## Given request
Below are some records. Say in a single number how many of their lines include the word "COINBASE".
* START Source material *
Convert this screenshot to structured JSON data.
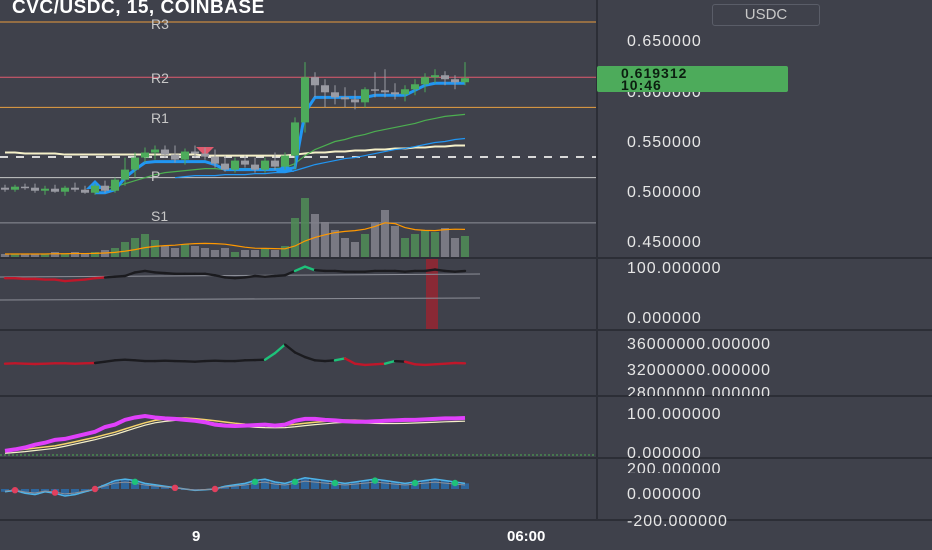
{
  "header": {
    "title": "CVC/USDC, 15, COINBASE",
    "quote_currency": "USDC"
  },
  "price_tag": {
    "price": "0.619312",
    "countdown": "10:46",
    "color": "#4dab5b"
  },
  "pivot_labels": [
    "R3",
    "R2",
    "R1",
    "P",
    "S1"
  ],
  "price_axis": {
    "ticks": [
      "0.650000",
      "0.600000",
      "0.550000",
      "0.500000",
      "0.450000"
    ]
  },
  "panes": {
    "osc1": {
      "ticks": [
        "100.000000",
        "0.000000"
      ]
    },
    "osc2": {
      "ticks": [
        "36000000.000000",
        "32000000.000000",
        "28000000.000000"
      ]
    },
    "osc3": {
      "ticks": [
        "100.000000",
        "0.000000"
      ]
    },
    "osc4": {
      "ticks": [
        "200.000000",
        "0.000000",
        "-200.000000"
      ]
    }
  },
  "time_axis": {
    "labels": [
      "9",
      "06:00"
    ]
  },
  "colors": {
    "background": "#3f414b",
    "up": "#4dab5b",
    "down": "#9a9ba3",
    "ema_fast": "#4caf50",
    "ema_slow": "#2196f3",
    "ma_long": "#f5f0c8",
    "supertrend": "#2196f3",
    "pivot": "#b0b0b0",
    "volume_ma": "#ff9800",
    "red_line": "#c0172a",
    "magenta": "#e040fb"
  },
  "chart_data": {
    "type": "candlestick",
    "symbol": "CVC/USDC",
    "interval": "15",
    "exchange": "COINBASE",
    "ylim": [
      0.44,
      0.675
    ],
    "pivots": {
      "R3": 0.675,
      "R2": 0.62,
      "R1": 0.59,
      "P": 0.52,
      "S1": 0.475
    },
    "candles": [
      {
        "o": 0.51,
        "h": 0.513,
        "l": 0.506,
        "c": 0.508
      },
      {
        "o": 0.508,
        "h": 0.513,
        "l": 0.506,
        "c": 0.511
      },
      {
        "o": 0.511,
        "h": 0.514,
        "l": 0.508,
        "c": 0.51
      },
      {
        "o": 0.51,
        "h": 0.514,
        "l": 0.505,
        "c": 0.507
      },
      {
        "o": 0.507,
        "h": 0.512,
        "l": 0.503,
        "c": 0.509
      },
      {
        "o": 0.509,
        "h": 0.513,
        "l": 0.505,
        "c": 0.506
      },
      {
        "o": 0.506,
        "h": 0.512,
        "l": 0.502,
        "c": 0.51
      },
      {
        "o": 0.51,
        "h": 0.515,
        "l": 0.506,
        "c": 0.508
      },
      {
        "o": 0.508,
        "h": 0.512,
        "l": 0.504,
        "c": 0.505
      },
      {
        "o": 0.505,
        "h": 0.514,
        "l": 0.503,
        "c": 0.512
      },
      {
        "o": 0.512,
        "h": 0.517,
        "l": 0.505,
        "c": 0.507
      },
      {
        "o": 0.507,
        "h": 0.52,
        "l": 0.505,
        "c": 0.518
      },
      {
        "o": 0.518,
        "h": 0.54,
        "l": 0.512,
        "c": 0.528
      },
      {
        "o": 0.528,
        "h": 0.545,
        "l": 0.52,
        "c": 0.54
      },
      {
        "o": 0.54,
        "h": 0.55,
        "l": 0.535,
        "c": 0.545
      },
      {
        "o": 0.545,
        "h": 0.552,
        "l": 0.538,
        "c": 0.548
      },
      {
        "o": 0.548,
        "h": 0.552,
        "l": 0.54,
        "c": 0.543
      },
      {
        "o": 0.543,
        "h": 0.552,
        "l": 0.535,
        "c": 0.538
      },
      {
        "o": 0.538,
        "h": 0.549,
        "l": 0.533,
        "c": 0.546
      },
      {
        "o": 0.546,
        "h": 0.552,
        "l": 0.54,
        "c": 0.544
      },
      {
        "o": 0.544,
        "h": 0.55,
        "l": 0.538,
        "c": 0.541
      },
      {
        "o": 0.541,
        "h": 0.548,
        "l": 0.53,
        "c": 0.534
      },
      {
        "o": 0.534,
        "h": 0.542,
        "l": 0.526,
        "c": 0.528
      },
      {
        "o": 0.528,
        "h": 0.54,
        "l": 0.525,
        "c": 0.537
      },
      {
        "o": 0.537,
        "h": 0.542,
        "l": 0.53,
        "c": 0.533
      },
      {
        "o": 0.533,
        "h": 0.54,
        "l": 0.525,
        "c": 0.528
      },
      {
        "o": 0.528,
        "h": 0.54,
        "l": 0.525,
        "c": 0.537
      },
      {
        "o": 0.537,
        "h": 0.545,
        "l": 0.528,
        "c": 0.531
      },
      {
        "o": 0.531,
        "h": 0.545,
        "l": 0.528,
        "c": 0.542
      },
      {
        "o": 0.542,
        "h": 0.58,
        "l": 0.528,
        "c": 0.575
      },
      {
        "o": 0.575,
        "h": 0.635,
        "l": 0.565,
        "c": 0.62
      },
      {
        "o": 0.62,
        "h": 0.625,
        "l": 0.6,
        "c": 0.612
      },
      {
        "o": 0.612,
        "h": 0.618,
        "l": 0.59,
        "c": 0.605
      },
      {
        "o": 0.605,
        "h": 0.612,
        "l": 0.593,
        "c": 0.6
      },
      {
        "o": 0.6,
        "h": 0.61,
        "l": 0.59,
        "c": 0.598
      },
      {
        "o": 0.598,
        "h": 0.607,
        "l": 0.588,
        "c": 0.595
      },
      {
        "o": 0.595,
        "h": 0.61,
        "l": 0.59,
        "c": 0.608
      },
      {
        "o": 0.608,
        "h": 0.625,
        "l": 0.6,
        "c": 0.607
      },
      {
        "o": 0.607,
        "h": 0.628,
        "l": 0.6,
        "c": 0.605
      },
      {
        "o": 0.605,
        "h": 0.614,
        "l": 0.598,
        "c": 0.603
      },
      {
        "o": 0.603,
        "h": 0.612,
        "l": 0.596,
        "c": 0.608
      },
      {
        "o": 0.608,
        "h": 0.618,
        "l": 0.602,
        "c": 0.613
      },
      {
        "o": 0.613,
        "h": 0.624,
        "l": 0.605,
        "c": 0.62
      },
      {
        "o": 0.62,
        "h": 0.628,
        "l": 0.614,
        "c": 0.622
      },
      {
        "o": 0.622,
        "h": 0.626,
        "l": 0.612,
        "c": 0.618
      },
      {
        "o": 0.618,
        "h": 0.622,
        "l": 0.608,
        "c": 0.615
      },
      {
        "o": 0.615,
        "h": 0.635,
        "l": 0.612,
        "c": 0.619
      }
    ],
    "volume": [
      2,
      2,
      2,
      2,
      2,
      3,
      2,
      3,
      2,
      3,
      4,
      5,
      8,
      10,
      12,
      9,
      6,
      5,
      7,
      6,
      5,
      4,
      5,
      3,
      4,
      4,
      5,
      4,
      6,
      20,
      30,
      22,
      18,
      14,
      10,
      8,
      12,
      18,
      24,
      16,
      10,
      12,
      14,
      13,
      15,
      10,
      11
    ],
    "volume_ylim": [
      0,
      36
    ],
    "ma_long": [
      0.545,
      0.545,
      0.544,
      0.544,
      0.544,
      0.544,
      0.543,
      0.543,
      0.543,
      0.543,
      0.543,
      0.543,
      0.543,
      0.543,
      0.543,
      0.543,
      0.543,
      0.543,
      0.543,
      0.543,
      0.542,
      0.542,
      0.542,
      0.542,
      0.542,
      0.542,
      0.542,
      0.542,
      0.542,
      0.543,
      0.544,
      0.545,
      0.545,
      0.546,
      0.546,
      0.547,
      0.547,
      0.548,
      0.548,
      0.549,
      0.549,
      0.55,
      0.55,
      0.551,
      0.551,
      0.552,
      0.552
    ],
    "ema_fast": [
      null,
      null,
      null,
      null,
      null,
      null,
      null,
      null,
      null,
      null,
      0.51,
      0.511,
      0.514,
      0.517,
      0.52,
      0.523,
      0.525,
      0.526,
      0.527,
      0.528,
      0.529,
      0.529,
      0.528,
      0.529,
      0.529,
      0.529,
      0.529,
      0.529,
      0.53,
      0.534,
      0.542,
      0.548,
      0.552,
      0.556,
      0.558,
      0.561,
      0.563,
      0.566,
      0.568,
      0.57,
      0.572,
      0.574,
      0.577,
      0.579,
      0.581,
      0.582,
      0.583
    ],
    "ema_slow": [
      null,
      null,
      null,
      null,
      null,
      null,
      null,
      null,
      null,
      null,
      null,
      null,
      null,
      null,
      null,
      null,
      null,
      0.52,
      0.521,
      0.522,
      0.522,
      0.522,
      0.523,
      0.523,
      0.523,
      0.524,
      0.524,
      0.525,
      0.525,
      0.527,
      0.53,
      0.533,
      0.535,
      0.537,
      0.539,
      0.54,
      0.542,
      0.544,
      0.546,
      0.548,
      0.549,
      0.551,
      0.553,
      0.555,
      0.556,
      0.558,
      0.559
    ],
    "supertrend": [
      null,
      null,
      null,
      null,
      null,
      null,
      null,
      null,
      null,
      0.505,
      0.505,
      0.508,
      0.52,
      0.528,
      0.535,
      0.536,
      0.536,
      0.536,
      0.536,
      0.536,
      0.536,
      0.533,
      0.528,
      0.528,
      0.528,
      0.528,
      0.528,
      0.528,
      0.528,
      0.53,
      0.585,
      0.6,
      0.6,
      0.6,
      0.6,
      0.6,
      0.6,
      0.602,
      0.602,
      0.602,
      0.602,
      0.607,
      0.612,
      0.614,
      0.614,
      0.614,
      0.614
    ],
    "osc1": [
      72,
      72,
      71,
      71,
      70,
      70,
      68,
      69,
      70,
      72,
      73,
      74,
      75,
      80,
      82,
      80,
      79,
      78,
      78,
      78,
      78,
      76,
      73,
      72,
      73,
      75,
      74,
      75,
      76,
      82,
      88,
      83,
      82,
      82,
      81,
      81,
      81,
      82,
      82,
      82,
      81,
      82,
      82,
      84,
      82,
      81,
      82
    ],
    "osc1_ylim": [
      0,
      100
    ],
    "osc2": [
      31900000,
      31950000,
      31900000,
      31850000,
      31900000,
      31950000,
      31950000,
      31900000,
      31950000,
      32000000,
      32200000,
      32400000,
      32500000,
      32400000,
      32300000,
      32300000,
      32350000,
      32300000,
      32250000,
      32200000,
      32300000,
      32350000,
      32300000,
      32300000,
      32400000,
      32450000,
      32500000,
      33500000,
      34800000,
      33600000,
      32900000,
      32400000,
      32300000,
      32400000,
      32700000,
      31900000,
      31700000,
      31800000,
      31900000,
      32300000,
      32200000,
      31800000,
      31700000,
      31800000,
      31900000,
      32000000,
      31950000
    ],
    "osc2_ylim": [
      27000000,
      37000000
    ],
    "osc3": [
      5,
      8,
      12,
      18,
      22,
      28,
      30,
      35,
      40,
      45,
      55,
      60,
      70,
      75,
      78,
      75,
      73,
      72,
      70,
      68,
      65,
      60,
      58,
      57,
      58,
      59,
      60,
      58,
      60,
      68,
      72,
      72,
      70,
      69,
      67,
      66,
      66,
      67,
      68,
      69,
      70,
      70,
      71,
      72,
      73,
      73,
      74
    ],
    "osc3_ylim": [
      -10,
      120
    ],
    "osc4": [
      -20,
      -10,
      -30,
      -40,
      -20,
      -30,
      -50,
      -40,
      -20,
      0,
      30,
      60,
      70,
      60,
      40,
      30,
      20,
      10,
      0,
      -10,
      -5,
      0,
      20,
      30,
      40,
      60,
      70,
      50,
      40,
      60,
      80,
      70,
      60,
      50,
      40,
      50,
      60,
      70,
      60,
      50,
      40,
      50,
      60,
      70,
      60,
      50,
      40
    ],
    "osc4_ylim": [
      -220,
      220
    ]
  }
}
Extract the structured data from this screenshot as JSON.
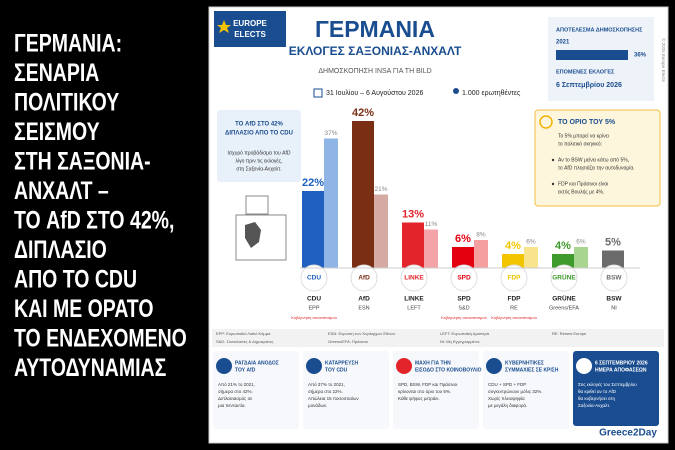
{
  "headline": {
    "lines": [
      "ΓΕΡΜΑΝΙΑ:",
      "ΣΕΝΑΡΙΑ",
      "ΠΟΛΙΤΙΚΟΥ",
      "ΣΕΙΣΜΟΥ",
      "ΣΤΗ ΣΑΞΟΝΙΑ-",
      "ΑΝΧΑΛΤ –"
    ],
    "highlight_lines": [
      "ΤΟ AfD ΣΤΟ 42%,",
      "ΔΙΠΛΑΣΙΟ",
      "ΑΠΟ ΤΟ CDU"
    ],
    "closing_lines": [
      "ΚΑΙ ΜΕ ΟΡΑΤΟ",
      "ΤΟ ΕΝΔΕΧΟΜΕΝΟ",
      "ΑΥΤΟΔΥΝΑΜΙΑΣ"
    ]
  },
  "header": {
    "logo": [
      "EUROPE",
      "ELECTS"
    ],
    "title": "ΓΕΡΜΑΝΙΑ",
    "subtitle": "ΕΚΛΟΓΕΣ ΣΑΞΟΝΙΑΣ-ΑΝΧΑΛΤ",
    "source": "ΔΗΜΟΣΚΟΠΗΣΗ INSA ΓΙΑ ΤΗ BILD",
    "dates": "31 Ιουλίου – 6 Αυγούστου 2026",
    "sample": "1.000 ερωτηθέντες",
    "credit": "© 2026 Europe Elects"
  },
  "side_box": {
    "heading": "ΑΠΟΤΕΛΕΣΜΑ ΔΗΜΟΣΚΟΠΗΣΗΣ",
    "year": "2021",
    "value": 36,
    "value_label": "36%",
    "next_heading": "ΕΠΟΜΕΝΕΣ ΕΚΛΟΓΕΣ",
    "next_date": "6 Σεπτεμβρίου 2026"
  },
  "callout_left": {
    "title_lines": [
      "ΤΟ AfD ΣΤΟ 42%",
      "ΔΙΠΛΑΣΙΟ ΑΠΟ ΤΟ CDU"
    ],
    "text_lines": [
      "Ισχυρό προβάδισμα του AfD",
      "λίγο πριν τις εκλογές,",
      "στη Σαξονία-Ανχαλτ."
    ]
  },
  "callout_right": {
    "title": "ΤΟ ΟΡΙΟ ΤΟΥ 5%",
    "intro_lines": [
      "Το 5% μπορεί να κρίνει",
      "το πολιτικό σκηνικό:"
    ],
    "bullets": [
      [
        "Αν το BSW μείνει κάτω από 5%,",
        "το AfD πλησιάζει την αυτοδυναμία."
      ],
      [
        "FDP και Πράσινοι είναι",
        "εκτός Βουλής με 4%."
      ]
    ]
  },
  "chart_data": {
    "type": "bar",
    "categories": [
      "CDU",
      "AfD",
      "LINKE",
      "SPD",
      "FDP",
      "GRÜNE",
      "BSW"
    ],
    "groups": [
      "EPP",
      "ESN",
      "LEFT",
      "S&D",
      "RE",
      "Greens/EFA",
      "NI"
    ],
    "notes": [
      "Κυβέρνηση συνασπισμού",
      null,
      null,
      "Κυβέρνηση συνασπισμού",
      "Κυβέρνηση συνασπισμού",
      null,
      null
    ],
    "series": [
      {
        "values": [
          22,
          42,
          13,
          6,
          4,
          4,
          5
        ],
        "value_labels": [
          "22%",
          "42%",
          "13%",
          "6%",
          "4%",
          "4%",
          "5%"
        ],
        "colors": [
          "#1f5fbf",
          "#7a2e14",
          "#e3242b",
          "#e3000f",
          "#f2c500",
          "#3d9a2b",
          "#6b6b6b"
        ]
      },
      {
        "values": [
          37,
          21,
          11,
          8,
          6,
          6,
          null
        ],
        "value_labels": [
          "37%",
          "21%",
          "11%",
          "8%",
          "6%",
          "6%",
          null
        ],
        "colors": [
          "#8fb5e6",
          "#d4aaa2",
          "#f4a3a8",
          "#f5a0a0",
          "#f8e48a",
          "#a8d690",
          "#cccccc"
        ]
      }
    ]
  },
  "legend_notes": [
    "EPP: Ευρωπαϊκό Λαϊκό Κόμμα",
    "ESN: Ευρώπη των Κυρίαρχων Εθνών",
    "LEFT: Ευρωπαϊκή Αριστερά",
    "RE: Renew Europe",
    "S&D: Σοσιαλιστές & Δημοκράτες",
    "Greens/EFA: Πράσινοι",
    "NI: Μη Εγγεγραμμένοι"
  ],
  "cards": [
    {
      "title_lines": [
        "ΡΑΓΔΑΙΑ ΑΝΟΔΟΣ",
        "ΤΟΥ AfD"
      ],
      "text_lines": [
        "Από 21% το 2021,",
        "σήμερα στο 42%.",
        "Διπλασιασμός σε",
        "μια πενταετία."
      ]
    },
    {
      "title_lines": [
        "ΚΑΤΑΡΡΕΥΣΗ",
        "ΤΟΥ CDU"
      ],
      "text_lines": [
        "Από 37% το 2021,",
        "σήμερα στο 22%.",
        "Απώλεια 15 ποσοστιαίων",
        "μονάδων."
      ]
    },
    {
      "title_lines": [
        "ΜΑΧΗ ΓΙΑ ΤΗΝ",
        "ΕΙΣΟΔΟ ΣΤΟ ΚΟΙΝΟΒΟΥΛΙΟ"
      ],
      "text_lines": [
        "SPD, BSW, FDP και Πράσινοι",
        "κρίνονται στο όριο του 5%.",
        "Κάθε ψήφος μετράει."
      ]
    },
    {
      "title_lines": [
        "ΚΥΒΕΡΝΗΤΙΚΕΣ",
        "ΣΥΜΜΑΧΙΕΣ ΣΕ ΚΡΙΣΗ"
      ],
      "text_lines": [
        "CDU + SPD + FDP",
        "συγκεντρώνουν μόλις 32%.",
        "Χωρίς πλειοψηφία",
        "με μεγάλη διαφορά."
      ]
    },
    {
      "title_lines": [
        "6 ΣΕΠΤΕΜΒΡΙΟΥ 2026",
        "ΗΜΕΡΑ ΑΠΟΦΑΣΕΩΝ"
      ],
      "text_lines": [
        "Στις εκλογές του Σεπτεμβρίου",
        "θα κριθεί αν το AfD",
        "θα κυβερνήσει στη",
        "Σαξονία-Ανχαλτ."
      ]
    }
  ],
  "brand": "Greece2Day"
}
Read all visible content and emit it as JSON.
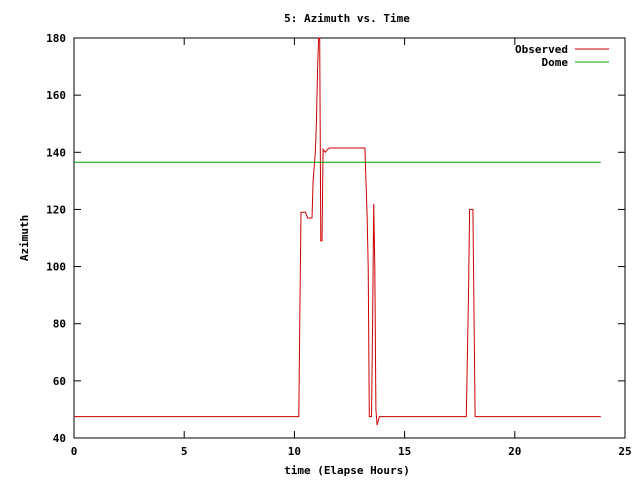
{
  "chart_data": {
    "type": "line",
    "title": "5: Azimuth vs. Time",
    "xlabel": "time (Elapse Hours)",
    "ylabel": "Azimuth",
    "xlim": [
      0,
      25
    ],
    "ylim": [
      40,
      180
    ],
    "xticks": [
      0,
      5,
      10,
      15,
      20,
      25
    ],
    "yticks": [
      40,
      60,
      80,
      100,
      120,
      140,
      160,
      180
    ],
    "grid": false,
    "legend_position": "top-right",
    "series": [
      {
        "name": "Observed",
        "color": "#cc0000",
        "points": [
          [
            0,
            47.5
          ],
          [
            10.2,
            47.5
          ],
          [
            10.25,
            85
          ],
          [
            10.3,
            119
          ],
          [
            10.5,
            119
          ],
          [
            10.6,
            117
          ],
          [
            10.8,
            117
          ],
          [
            10.85,
            130
          ],
          [
            10.95,
            140
          ],
          [
            11.0,
            150
          ],
          [
            11.05,
            168
          ],
          [
            11.1,
            180
          ],
          [
            11.15,
            180
          ],
          [
            11.2,
            109
          ],
          [
            11.25,
            109
          ],
          [
            11.3,
            141
          ],
          [
            11.4,
            140
          ],
          [
            11.5,
            141
          ],
          [
            11.6,
            141.5
          ],
          [
            13.2,
            141.5
          ],
          [
            13.3,
            118
          ],
          [
            13.35,
            100
          ],
          [
            13.4,
            47.5
          ],
          [
            13.5,
            47.5
          ],
          [
            13.55,
            80
          ],
          [
            13.6,
            122
          ],
          [
            13.65,
            100
          ],
          [
            13.7,
            50
          ],
          [
            13.75,
            44.5
          ],
          [
            13.85,
            47.5
          ],
          [
            17.8,
            47.5
          ],
          [
            17.9,
            90
          ],
          [
            17.95,
            120
          ],
          [
            18.1,
            120
          ],
          [
            18.2,
            47.5
          ],
          [
            23.9,
            47.5
          ]
        ]
      },
      {
        "name": "Dome",
        "color": "#00a000",
        "points": [
          [
            0,
            136.5
          ],
          [
            23.9,
            136.5
          ]
        ]
      }
    ]
  }
}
* END Source material *
## Response to the exercise
2